**Material for this task**
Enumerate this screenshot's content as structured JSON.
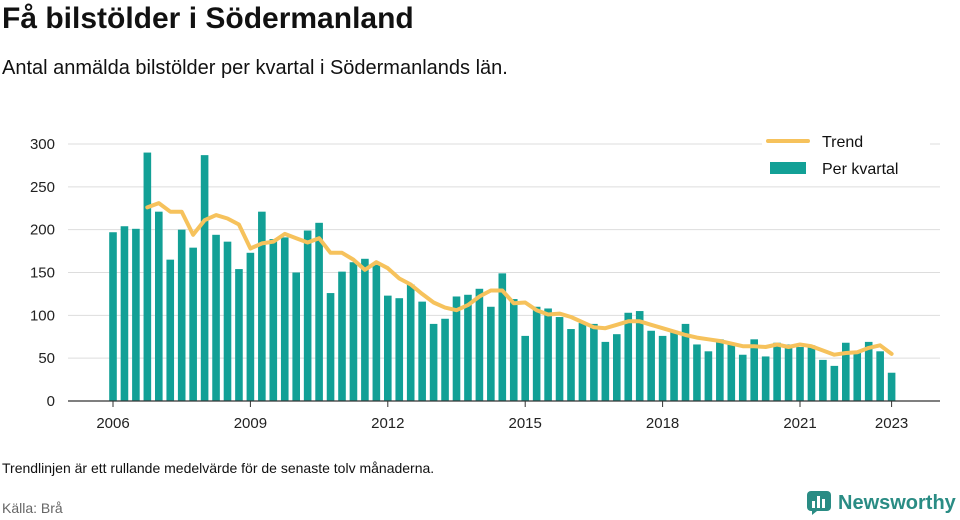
{
  "header": {
    "title": "Få bilstölder i Södermanland",
    "subtitle": "Antal anmälda bilstölder per kvartal i Södermanlands län."
  },
  "footer": {
    "note": "Trendlinjen är ett rullande medelvärde för de senaste tolv månaderna.",
    "source": "Källa: Brå",
    "brand": "Newsworthy"
  },
  "colors": {
    "bar": "#12a096",
    "trend": "#f6c25c",
    "grid": "#dddddd",
    "brand": "#2a8c84"
  },
  "chart_data": {
    "type": "bar",
    "title": "Få bilstölder i Södermanland",
    "subtitle": "Antal anmälda bilstölder per kvartal i Södermanlands län.",
    "grid": true,
    "legend": "top-right",
    "ylim": [
      0,
      300
    ],
    "yticks": [
      "0",
      "50",
      "100",
      "150",
      "200",
      "250",
      "300"
    ],
    "xticks": [
      "2006",
      "2009",
      "2012",
      "2015",
      "2018",
      "2021",
      "2023"
    ],
    "x": [
      "2006Q1",
      "2006Q2",
      "2006Q3",
      "2006Q4",
      "2007Q1",
      "2007Q2",
      "2007Q3",
      "2007Q4",
      "2008Q1",
      "2008Q2",
      "2008Q3",
      "2008Q4",
      "2009Q1",
      "2009Q2",
      "2009Q3",
      "2009Q4",
      "2010Q1",
      "2010Q2",
      "2010Q3",
      "2010Q4",
      "2011Q1",
      "2011Q2",
      "2011Q3",
      "2011Q4",
      "2012Q1",
      "2012Q2",
      "2012Q3",
      "2012Q4",
      "2013Q1",
      "2013Q2",
      "2013Q3",
      "2013Q4",
      "2014Q1",
      "2014Q2",
      "2014Q3",
      "2014Q4",
      "2015Q1",
      "2015Q2",
      "2015Q3",
      "2015Q4",
      "2016Q1",
      "2016Q2",
      "2016Q3",
      "2016Q4",
      "2017Q1",
      "2017Q2",
      "2017Q3",
      "2017Q4",
      "2018Q1",
      "2018Q2",
      "2018Q3",
      "2018Q4",
      "2019Q1",
      "2019Q2",
      "2019Q3",
      "2019Q4",
      "2020Q1",
      "2020Q2",
      "2020Q3",
      "2020Q4",
      "2021Q1",
      "2021Q2",
      "2021Q3",
      "2021Q4",
      "2022Q1",
      "2022Q2",
      "2022Q3",
      "2022Q4",
      "2023Q1"
    ],
    "series": [
      {
        "name": "Per kvartal",
        "type": "bar",
        "values": [
          197,
          204,
          201,
          290,
          221,
          165,
          200,
          179,
          287,
          194,
          186,
          154,
          173,
          221,
          189,
          191,
          150,
          199,
          208,
          126,
          151,
          162,
          166,
          159,
          123,
          120,
          136,
          116,
          90,
          96,
          122,
          124,
          131,
          110,
          149,
          119,
          76,
          110,
          108,
          98,
          84,
          91,
          90,
          69,
          78,
          103,
          105,
          82,
          76,
          82,
          90,
          66,
          58,
          72,
          66,
          54,
          72,
          52,
          68,
          66,
          63,
          65,
          48,
          41,
          68,
          57,
          69,
          58,
          33
        ]
      },
      {
        "name": "Trend",
        "type": "line",
        "values": [
          null,
          null,
          null,
          226,
          231,
          221,
          221,
          194,
          211,
          217,
          213,
          206,
          178,
          184,
          186,
          195,
          190,
          185,
          190,
          173,
          173,
          165,
          153,
          162,
          155,
          143,
          136,
          125,
          115,
          109,
          106,
          112,
          122,
          129,
          129,
          114,
          115,
          106,
          101,
          102,
          98,
          92,
          86,
          85,
          89,
          93,
          93,
          89,
          85,
          81,
          77,
          74,
          72,
          70,
          67,
          64,
          64,
          63,
          66,
          63,
          66,
          64,
          59,
          54,
          56,
          57,
          62,
          65,
          55
        ]
      }
    ]
  }
}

**Exercise objective**
Make an exact copy of the listing above. Do not include the pictures.

**Written answer**
Enumerate this screenshot's content as structured JSON.
{
  "header": {
    "title": "Få bilstölder i Södermanland",
    "subtitle": "Antal anmälda bilstölder per kvartal i Södermanlands län."
  },
  "footer": {
    "note": "Trendlinjen är ett rullande medelvärde för de senaste tolv månaderna.",
    "source": "Källa: Brå",
    "brand": "Newsworthy"
  },
  "colors": {
    "bar": "#12a096",
    "trend": "#f6c25c",
    "grid": "#dddddd",
    "brand": "#2a8c84"
  },
  "chart_data": {
    "type": "bar",
    "title": "Få bilstölder i Södermanland",
    "subtitle": "Antal anmälda bilstölder per kvartal i Södermanlands län.",
    "grid": true,
    "legend": "top-right",
    "ylim": [
      0,
      300
    ],
    "yticks": [
      "0",
      "50",
      "100",
      "150",
      "200",
      "250",
      "300"
    ],
    "xticks": [
      "2006",
      "2009",
      "2012",
      "2015",
      "2018",
      "2021",
      "2023"
    ],
    "x": [
      "2006Q1",
      "2006Q2",
      "2006Q3",
      "2006Q4",
      "2007Q1",
      "2007Q2",
      "2007Q3",
      "2007Q4",
      "2008Q1",
      "2008Q2",
      "2008Q3",
      "2008Q4",
      "2009Q1",
      "2009Q2",
      "2009Q3",
      "2009Q4",
      "2010Q1",
      "2010Q2",
      "2010Q3",
      "2010Q4",
      "2011Q1",
      "2011Q2",
      "2011Q3",
      "2011Q4",
      "2012Q1",
      "2012Q2",
      "2012Q3",
      "2012Q4",
      "2013Q1",
      "2013Q2",
      "2013Q3",
      "2013Q4",
      "2014Q1",
      "2014Q2",
      "2014Q3",
      "2014Q4",
      "2015Q1",
      "2015Q2",
      "2015Q3",
      "2015Q4",
      "2016Q1",
      "2016Q2",
      "2016Q3",
      "2016Q4",
      "2017Q1",
      "2017Q2",
      "2017Q3",
      "2017Q4",
      "2018Q1",
      "2018Q2",
      "2018Q3",
      "2018Q4",
      "2019Q1",
      "2019Q2",
      "2019Q3",
      "2019Q4",
      "2020Q1",
      "2020Q2",
      "2020Q3",
      "2020Q4",
      "2021Q1",
      "2021Q2",
      "2021Q3",
      "2021Q4",
      "2022Q1",
      "2022Q2",
      "2022Q3",
      "2022Q4",
      "2023Q1"
    ],
    "series": [
      {
        "name": "Per kvartal",
        "type": "bar",
        "values": [
          197,
          204,
          201,
          290,
          221,
          165,
          200,
          179,
          287,
          194,
          186,
          154,
          173,
          221,
          189,
          191,
          150,
          199,
          208,
          126,
          151,
          162,
          166,
          159,
          123,
          120,
          136,
          116,
          90,
          96,
          122,
          124,
          131,
          110,
          149,
          119,
          76,
          110,
          108,
          98,
          84,
          91,
          90,
          69,
          78,
          103,
          105,
          82,
          76,
          82,
          90,
          66,
          58,
          72,
          66,
          54,
          72,
          52,
          68,
          66,
          63,
          65,
          48,
          41,
          68,
          57,
          69,
          58,
          33
        ]
      },
      {
        "name": "Trend",
        "type": "line",
        "values": [
          null,
          null,
          null,
          226,
          231,
          221,
          221,
          194,
          211,
          217,
          213,
          206,
          178,
          184,
          186,
          195,
          190,
          185,
          190,
          173,
          173,
          165,
          153,
          162,
          155,
          143,
          136,
          125,
          115,
          109,
          106,
          112,
          122,
          129,
          129,
          114,
          115,
          106,
          101,
          102,
          98,
          92,
          86,
          85,
          89,
          93,
          93,
          89,
          85,
          81,
          77,
          74,
          72,
          70,
          67,
          64,
          64,
          63,
          66,
          63,
          66,
          64,
          59,
          54,
          56,
          57,
          62,
          65,
          55
        ]
      }
    ]
  }
}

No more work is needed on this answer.